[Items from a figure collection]
'''

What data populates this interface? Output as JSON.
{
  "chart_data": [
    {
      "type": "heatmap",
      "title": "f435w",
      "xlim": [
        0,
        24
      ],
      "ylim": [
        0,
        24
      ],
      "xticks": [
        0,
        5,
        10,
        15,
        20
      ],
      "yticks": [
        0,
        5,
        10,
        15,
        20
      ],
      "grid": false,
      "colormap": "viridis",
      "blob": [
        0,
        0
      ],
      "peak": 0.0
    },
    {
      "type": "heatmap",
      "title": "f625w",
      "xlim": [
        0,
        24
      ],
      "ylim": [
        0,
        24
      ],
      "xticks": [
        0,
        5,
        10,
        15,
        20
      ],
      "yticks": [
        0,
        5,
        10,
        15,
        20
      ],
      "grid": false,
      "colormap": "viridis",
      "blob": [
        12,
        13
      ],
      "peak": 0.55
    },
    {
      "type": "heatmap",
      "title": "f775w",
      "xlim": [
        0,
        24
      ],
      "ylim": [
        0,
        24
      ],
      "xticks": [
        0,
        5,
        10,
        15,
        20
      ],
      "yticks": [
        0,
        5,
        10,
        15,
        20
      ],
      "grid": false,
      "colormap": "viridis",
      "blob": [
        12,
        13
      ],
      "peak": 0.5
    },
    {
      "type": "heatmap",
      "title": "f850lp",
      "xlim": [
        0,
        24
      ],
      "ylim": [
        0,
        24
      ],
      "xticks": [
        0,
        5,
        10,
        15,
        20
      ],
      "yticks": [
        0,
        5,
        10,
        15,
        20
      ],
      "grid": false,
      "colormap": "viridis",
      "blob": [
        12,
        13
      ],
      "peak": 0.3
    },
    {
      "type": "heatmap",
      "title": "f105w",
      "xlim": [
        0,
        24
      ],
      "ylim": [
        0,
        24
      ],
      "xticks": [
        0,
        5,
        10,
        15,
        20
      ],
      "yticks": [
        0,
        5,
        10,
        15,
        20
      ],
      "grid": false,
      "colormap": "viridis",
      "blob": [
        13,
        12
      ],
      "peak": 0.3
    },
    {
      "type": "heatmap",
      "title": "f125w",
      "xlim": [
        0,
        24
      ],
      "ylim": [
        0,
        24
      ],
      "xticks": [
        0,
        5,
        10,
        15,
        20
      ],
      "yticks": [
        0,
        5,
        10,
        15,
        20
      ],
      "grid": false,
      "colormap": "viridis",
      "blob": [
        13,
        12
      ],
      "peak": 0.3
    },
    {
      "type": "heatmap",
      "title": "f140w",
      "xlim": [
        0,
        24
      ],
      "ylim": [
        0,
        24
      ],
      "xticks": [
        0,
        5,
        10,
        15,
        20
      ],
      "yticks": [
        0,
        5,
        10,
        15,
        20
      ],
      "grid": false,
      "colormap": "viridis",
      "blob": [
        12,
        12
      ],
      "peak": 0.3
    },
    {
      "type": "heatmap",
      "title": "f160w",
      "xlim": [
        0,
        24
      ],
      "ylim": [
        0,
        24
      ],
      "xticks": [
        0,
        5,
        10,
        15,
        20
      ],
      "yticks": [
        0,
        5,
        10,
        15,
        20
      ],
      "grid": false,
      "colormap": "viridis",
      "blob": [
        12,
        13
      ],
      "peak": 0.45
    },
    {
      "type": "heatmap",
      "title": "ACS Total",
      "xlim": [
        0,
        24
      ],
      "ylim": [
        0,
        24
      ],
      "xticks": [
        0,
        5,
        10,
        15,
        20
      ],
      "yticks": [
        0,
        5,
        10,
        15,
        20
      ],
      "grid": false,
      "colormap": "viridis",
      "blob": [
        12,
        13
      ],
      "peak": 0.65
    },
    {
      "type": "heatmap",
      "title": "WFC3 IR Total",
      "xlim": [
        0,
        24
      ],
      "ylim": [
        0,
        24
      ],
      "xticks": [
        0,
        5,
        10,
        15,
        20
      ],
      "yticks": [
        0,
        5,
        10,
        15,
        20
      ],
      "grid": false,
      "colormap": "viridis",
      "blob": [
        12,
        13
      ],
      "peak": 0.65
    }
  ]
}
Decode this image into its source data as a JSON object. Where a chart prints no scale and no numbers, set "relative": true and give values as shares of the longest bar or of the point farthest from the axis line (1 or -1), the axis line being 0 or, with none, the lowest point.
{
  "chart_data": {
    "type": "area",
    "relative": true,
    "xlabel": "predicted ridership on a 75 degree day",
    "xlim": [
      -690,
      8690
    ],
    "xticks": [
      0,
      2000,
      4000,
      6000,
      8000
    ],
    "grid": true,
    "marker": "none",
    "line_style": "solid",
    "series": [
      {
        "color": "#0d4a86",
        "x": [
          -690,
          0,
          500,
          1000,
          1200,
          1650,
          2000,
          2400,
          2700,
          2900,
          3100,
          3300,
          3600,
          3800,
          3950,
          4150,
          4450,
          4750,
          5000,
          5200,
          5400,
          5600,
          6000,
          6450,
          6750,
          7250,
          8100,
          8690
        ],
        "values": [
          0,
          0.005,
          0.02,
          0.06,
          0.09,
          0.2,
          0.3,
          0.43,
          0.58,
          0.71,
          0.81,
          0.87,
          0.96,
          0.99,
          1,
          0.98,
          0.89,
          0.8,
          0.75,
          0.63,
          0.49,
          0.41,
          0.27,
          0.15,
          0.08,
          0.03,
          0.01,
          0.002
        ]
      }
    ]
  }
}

'''

Stated task: Reply with one number: the count of lines in the entries that include the word "relative".

Correct response: 2